Extracted data entries
-- BEGIN --

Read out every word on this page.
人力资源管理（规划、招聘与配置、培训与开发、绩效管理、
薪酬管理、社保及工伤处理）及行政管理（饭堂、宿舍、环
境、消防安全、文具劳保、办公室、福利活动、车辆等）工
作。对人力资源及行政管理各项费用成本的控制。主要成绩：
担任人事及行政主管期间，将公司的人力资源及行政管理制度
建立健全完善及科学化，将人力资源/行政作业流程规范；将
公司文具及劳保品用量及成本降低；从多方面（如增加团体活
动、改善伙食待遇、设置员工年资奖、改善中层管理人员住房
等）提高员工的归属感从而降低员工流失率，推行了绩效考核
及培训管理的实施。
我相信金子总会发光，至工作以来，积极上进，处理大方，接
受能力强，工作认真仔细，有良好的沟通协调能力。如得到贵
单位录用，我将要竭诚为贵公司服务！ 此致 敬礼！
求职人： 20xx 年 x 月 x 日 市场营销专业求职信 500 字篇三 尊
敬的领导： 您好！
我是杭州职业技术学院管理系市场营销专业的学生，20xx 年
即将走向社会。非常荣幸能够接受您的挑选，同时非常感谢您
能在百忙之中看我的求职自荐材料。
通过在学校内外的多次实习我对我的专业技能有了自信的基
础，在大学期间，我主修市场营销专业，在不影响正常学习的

-- END --

TO DO: Every line above should be written out again exactly as it stands.

WORKED SOLUTION:
Read out every word on this page.
人力资源管理（规划、招聘与配置、培训与开发、绩效管理、
薪酬管理、社保及工伤处理）及行政管理（饭堂、宿舍、环
境、消防安全、文具劳保、办公室、福利活动、车辆等）工
作。对人力资源及行政管理各项费用成本的控制。主要成绩：
担任人事及行政主管期间，将公司的人力资源及行政管理制度
建立健全完善及科学化，将人力资源/行政作业流程规范；将
公司文具及劳保品用量及成本降低；从多方面（如增加团体活
动、改善伙食待遇、设置员工年资奖、改善中层管理人员住房
等）提高员工的归属感从而降低员工流失率，推行了绩效考核
及培训管理的实施。
我相信金子总会发光，至工作以来，积极上进，处理大方，接
受能力强，工作认真仔细，有良好的沟通协调能力。如得到贵
单位录用，我将要竭诚为贵公司服务！ 此致 敬礼！
求职人： 20xx 年 x 月 x 日 市场营销专业求职信 500 字篇三 尊
敬的领导： 您好！
我是杭州职业技术学院管理系市场营销专业的学生，20xx 年
即将走向社会。非常荣幸能够接受您的挑选，同时非常感谢您
能在百忙之中看我的求职自荐材料。
通过在学校内外的多次实习我对我的专业技能有了自信的基
础，在大学期间，我主修市场营销专业，在不影响正常学习的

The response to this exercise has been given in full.